== Information supplied ==

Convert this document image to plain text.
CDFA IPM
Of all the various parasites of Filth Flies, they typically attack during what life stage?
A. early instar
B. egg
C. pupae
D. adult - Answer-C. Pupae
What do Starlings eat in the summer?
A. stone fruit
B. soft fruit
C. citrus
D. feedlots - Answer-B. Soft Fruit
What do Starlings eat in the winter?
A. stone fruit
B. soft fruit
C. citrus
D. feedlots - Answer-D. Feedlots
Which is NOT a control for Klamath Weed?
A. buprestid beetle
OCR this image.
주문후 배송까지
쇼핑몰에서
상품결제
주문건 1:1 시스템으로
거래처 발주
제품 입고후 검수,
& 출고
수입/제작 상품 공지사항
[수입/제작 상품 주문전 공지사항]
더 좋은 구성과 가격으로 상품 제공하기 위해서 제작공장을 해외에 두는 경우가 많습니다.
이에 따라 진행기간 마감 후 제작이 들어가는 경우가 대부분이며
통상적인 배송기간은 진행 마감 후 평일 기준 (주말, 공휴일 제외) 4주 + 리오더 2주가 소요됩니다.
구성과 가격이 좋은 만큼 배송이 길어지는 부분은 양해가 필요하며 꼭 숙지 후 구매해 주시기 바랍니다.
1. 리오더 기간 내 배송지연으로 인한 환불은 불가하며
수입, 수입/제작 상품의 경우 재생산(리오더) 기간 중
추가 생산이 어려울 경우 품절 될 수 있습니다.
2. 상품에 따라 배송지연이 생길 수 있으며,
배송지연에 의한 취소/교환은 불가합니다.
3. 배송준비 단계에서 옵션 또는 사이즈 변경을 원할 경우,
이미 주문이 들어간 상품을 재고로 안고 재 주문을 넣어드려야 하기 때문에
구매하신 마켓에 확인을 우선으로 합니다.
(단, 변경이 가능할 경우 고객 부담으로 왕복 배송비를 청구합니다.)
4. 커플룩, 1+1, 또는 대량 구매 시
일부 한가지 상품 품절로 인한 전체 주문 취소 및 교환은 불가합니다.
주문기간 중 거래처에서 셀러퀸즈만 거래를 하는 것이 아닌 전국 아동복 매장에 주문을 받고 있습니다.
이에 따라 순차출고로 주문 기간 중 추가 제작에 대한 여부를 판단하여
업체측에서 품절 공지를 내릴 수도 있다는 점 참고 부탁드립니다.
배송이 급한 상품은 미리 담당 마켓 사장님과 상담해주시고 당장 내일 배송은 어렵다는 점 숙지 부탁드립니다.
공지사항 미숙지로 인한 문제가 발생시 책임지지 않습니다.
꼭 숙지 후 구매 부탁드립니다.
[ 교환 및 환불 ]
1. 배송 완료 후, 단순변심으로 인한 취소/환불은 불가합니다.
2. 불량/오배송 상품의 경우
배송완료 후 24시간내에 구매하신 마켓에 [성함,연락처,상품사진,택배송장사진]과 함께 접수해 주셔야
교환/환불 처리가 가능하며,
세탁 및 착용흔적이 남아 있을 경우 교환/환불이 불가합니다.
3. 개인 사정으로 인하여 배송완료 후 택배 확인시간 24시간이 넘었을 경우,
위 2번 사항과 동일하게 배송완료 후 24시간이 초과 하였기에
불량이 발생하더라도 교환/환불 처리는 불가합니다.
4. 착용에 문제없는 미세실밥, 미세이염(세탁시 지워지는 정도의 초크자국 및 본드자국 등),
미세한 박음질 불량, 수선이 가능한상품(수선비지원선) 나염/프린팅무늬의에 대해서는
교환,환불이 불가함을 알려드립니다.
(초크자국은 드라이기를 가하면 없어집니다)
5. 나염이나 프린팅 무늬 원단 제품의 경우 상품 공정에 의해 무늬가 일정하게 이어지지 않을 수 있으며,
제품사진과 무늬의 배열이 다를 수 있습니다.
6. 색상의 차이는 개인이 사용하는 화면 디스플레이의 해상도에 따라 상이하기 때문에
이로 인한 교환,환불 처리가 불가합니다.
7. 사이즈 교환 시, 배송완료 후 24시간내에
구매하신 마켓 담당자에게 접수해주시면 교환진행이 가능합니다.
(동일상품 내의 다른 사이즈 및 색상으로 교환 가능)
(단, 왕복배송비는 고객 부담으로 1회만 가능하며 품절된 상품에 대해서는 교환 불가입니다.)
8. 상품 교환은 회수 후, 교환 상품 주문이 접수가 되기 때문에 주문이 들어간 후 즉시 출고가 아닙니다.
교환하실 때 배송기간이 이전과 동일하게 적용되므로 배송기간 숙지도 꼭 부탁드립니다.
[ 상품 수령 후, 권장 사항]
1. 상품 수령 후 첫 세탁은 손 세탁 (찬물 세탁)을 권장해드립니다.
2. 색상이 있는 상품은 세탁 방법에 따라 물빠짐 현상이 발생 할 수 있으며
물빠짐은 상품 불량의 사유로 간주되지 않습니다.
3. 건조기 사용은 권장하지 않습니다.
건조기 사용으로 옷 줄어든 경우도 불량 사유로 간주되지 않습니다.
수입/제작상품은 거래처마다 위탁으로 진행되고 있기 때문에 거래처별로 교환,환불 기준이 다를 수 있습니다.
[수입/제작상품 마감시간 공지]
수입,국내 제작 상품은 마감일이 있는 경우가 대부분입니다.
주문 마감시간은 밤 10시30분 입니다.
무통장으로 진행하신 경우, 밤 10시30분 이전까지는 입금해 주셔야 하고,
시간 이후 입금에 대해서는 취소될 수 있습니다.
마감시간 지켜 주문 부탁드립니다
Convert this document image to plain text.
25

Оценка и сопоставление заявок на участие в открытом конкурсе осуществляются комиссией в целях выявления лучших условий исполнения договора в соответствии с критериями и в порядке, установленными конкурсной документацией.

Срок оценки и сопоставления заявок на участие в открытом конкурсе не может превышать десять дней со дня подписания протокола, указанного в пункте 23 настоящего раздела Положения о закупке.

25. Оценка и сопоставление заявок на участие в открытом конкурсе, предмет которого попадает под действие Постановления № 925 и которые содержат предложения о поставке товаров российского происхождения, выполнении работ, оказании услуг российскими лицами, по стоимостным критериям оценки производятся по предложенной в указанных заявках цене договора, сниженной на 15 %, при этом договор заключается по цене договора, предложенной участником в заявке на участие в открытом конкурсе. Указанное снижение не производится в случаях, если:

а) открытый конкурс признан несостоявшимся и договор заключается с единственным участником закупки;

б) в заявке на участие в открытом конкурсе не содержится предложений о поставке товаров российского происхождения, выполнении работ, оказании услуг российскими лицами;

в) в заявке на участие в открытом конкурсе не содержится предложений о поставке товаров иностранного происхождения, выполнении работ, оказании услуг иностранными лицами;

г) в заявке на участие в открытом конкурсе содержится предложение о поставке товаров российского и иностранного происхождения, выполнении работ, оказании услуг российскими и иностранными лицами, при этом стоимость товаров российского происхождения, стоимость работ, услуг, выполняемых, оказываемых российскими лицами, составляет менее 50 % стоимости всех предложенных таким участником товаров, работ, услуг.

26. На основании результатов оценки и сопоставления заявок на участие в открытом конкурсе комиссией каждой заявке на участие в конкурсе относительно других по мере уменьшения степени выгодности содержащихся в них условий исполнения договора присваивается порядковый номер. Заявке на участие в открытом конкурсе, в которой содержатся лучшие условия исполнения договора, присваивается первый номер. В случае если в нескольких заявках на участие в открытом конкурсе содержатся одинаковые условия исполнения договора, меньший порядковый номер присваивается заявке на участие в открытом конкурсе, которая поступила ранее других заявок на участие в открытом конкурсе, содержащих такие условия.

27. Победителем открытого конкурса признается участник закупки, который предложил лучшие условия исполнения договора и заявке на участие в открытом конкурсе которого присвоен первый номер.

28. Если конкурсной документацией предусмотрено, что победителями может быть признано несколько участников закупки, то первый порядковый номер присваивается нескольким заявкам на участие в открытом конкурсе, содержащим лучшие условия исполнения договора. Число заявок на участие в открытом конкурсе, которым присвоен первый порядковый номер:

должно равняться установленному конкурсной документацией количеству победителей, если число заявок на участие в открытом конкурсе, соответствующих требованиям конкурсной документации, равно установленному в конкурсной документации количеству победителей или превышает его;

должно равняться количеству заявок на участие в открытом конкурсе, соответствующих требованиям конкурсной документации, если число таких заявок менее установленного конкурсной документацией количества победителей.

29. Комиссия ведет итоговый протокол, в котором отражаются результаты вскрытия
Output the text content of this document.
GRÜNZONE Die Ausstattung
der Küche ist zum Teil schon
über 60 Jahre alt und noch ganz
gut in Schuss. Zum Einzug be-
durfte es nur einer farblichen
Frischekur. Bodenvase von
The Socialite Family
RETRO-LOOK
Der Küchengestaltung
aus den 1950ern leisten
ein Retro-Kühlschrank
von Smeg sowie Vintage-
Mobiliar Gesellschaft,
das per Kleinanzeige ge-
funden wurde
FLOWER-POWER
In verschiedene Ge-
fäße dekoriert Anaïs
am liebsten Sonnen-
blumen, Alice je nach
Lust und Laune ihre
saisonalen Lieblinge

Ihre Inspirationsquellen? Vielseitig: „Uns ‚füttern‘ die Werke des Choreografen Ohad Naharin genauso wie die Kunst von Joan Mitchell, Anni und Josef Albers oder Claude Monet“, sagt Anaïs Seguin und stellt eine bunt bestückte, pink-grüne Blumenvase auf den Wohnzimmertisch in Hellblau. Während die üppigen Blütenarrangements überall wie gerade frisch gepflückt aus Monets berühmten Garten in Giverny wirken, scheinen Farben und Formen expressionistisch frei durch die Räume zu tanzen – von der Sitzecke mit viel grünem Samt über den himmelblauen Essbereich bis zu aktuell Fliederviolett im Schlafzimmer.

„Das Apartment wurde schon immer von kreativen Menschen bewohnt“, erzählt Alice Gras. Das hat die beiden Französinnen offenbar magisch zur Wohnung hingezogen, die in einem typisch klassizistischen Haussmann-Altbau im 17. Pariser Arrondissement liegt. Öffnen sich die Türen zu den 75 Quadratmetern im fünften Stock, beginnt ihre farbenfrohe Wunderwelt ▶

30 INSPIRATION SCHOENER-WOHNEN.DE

== Exercise details ==
Scan the entries above. Copy each line that has the string "feedlots".

== Correct output ==
D. feedlots - Answer-B. Soft Fruit
D. feedlots - Answer-D. Feedlots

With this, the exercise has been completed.